> Required work: Identify each line in the records below that contains the word "ytchang", and copy it.

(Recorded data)

------------

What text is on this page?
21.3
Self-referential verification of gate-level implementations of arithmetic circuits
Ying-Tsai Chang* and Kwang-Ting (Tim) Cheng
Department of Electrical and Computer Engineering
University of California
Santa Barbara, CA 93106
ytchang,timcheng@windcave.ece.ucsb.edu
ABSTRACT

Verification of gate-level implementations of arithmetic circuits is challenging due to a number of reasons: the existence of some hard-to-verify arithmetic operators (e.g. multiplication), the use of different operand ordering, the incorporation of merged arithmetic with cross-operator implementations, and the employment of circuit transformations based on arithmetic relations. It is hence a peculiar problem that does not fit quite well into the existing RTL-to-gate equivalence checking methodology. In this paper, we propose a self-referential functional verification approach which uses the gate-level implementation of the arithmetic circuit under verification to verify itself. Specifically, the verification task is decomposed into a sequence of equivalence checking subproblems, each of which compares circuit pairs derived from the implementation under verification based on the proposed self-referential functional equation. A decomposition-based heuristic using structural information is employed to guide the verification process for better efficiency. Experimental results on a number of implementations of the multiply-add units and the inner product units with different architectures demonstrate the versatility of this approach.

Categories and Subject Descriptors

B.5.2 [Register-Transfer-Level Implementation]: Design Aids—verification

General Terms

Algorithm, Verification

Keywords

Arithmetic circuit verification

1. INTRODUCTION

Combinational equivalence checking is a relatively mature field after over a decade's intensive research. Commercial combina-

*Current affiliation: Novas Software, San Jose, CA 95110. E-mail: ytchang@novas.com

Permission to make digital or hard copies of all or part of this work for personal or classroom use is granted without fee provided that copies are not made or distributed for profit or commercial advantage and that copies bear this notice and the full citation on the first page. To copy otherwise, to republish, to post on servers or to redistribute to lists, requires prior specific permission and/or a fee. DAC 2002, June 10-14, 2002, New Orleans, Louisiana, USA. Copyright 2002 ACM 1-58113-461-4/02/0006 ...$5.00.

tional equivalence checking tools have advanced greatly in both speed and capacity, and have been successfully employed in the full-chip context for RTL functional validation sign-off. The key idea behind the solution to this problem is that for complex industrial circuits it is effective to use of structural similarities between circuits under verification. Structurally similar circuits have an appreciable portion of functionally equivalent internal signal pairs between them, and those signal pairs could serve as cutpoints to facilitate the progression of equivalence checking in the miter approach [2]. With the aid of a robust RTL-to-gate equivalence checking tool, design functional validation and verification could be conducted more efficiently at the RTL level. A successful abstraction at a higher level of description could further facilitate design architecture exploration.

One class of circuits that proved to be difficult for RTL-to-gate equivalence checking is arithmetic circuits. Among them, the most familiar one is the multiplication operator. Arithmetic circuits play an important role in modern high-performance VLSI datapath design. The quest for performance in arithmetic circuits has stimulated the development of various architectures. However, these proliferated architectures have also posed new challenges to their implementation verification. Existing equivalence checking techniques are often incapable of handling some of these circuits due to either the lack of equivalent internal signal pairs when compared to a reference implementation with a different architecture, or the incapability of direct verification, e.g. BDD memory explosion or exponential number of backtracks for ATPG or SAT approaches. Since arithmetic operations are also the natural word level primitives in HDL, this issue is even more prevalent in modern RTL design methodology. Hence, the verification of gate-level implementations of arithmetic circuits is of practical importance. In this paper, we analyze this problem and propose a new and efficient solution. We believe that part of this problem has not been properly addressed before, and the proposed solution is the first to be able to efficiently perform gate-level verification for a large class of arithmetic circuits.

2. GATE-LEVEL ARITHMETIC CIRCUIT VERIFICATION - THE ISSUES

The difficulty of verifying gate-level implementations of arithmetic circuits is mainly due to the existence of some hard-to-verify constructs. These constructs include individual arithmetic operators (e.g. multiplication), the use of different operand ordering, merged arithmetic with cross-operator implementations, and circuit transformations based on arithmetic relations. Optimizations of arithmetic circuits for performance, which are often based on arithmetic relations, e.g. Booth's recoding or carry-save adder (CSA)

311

------------

> Result below:
ytchang,timcheng@windcave.ece.ucsb.edu
*Current affiliation: Novas Software, San Jose, CA 95110. E-mail: ytchang@novas.com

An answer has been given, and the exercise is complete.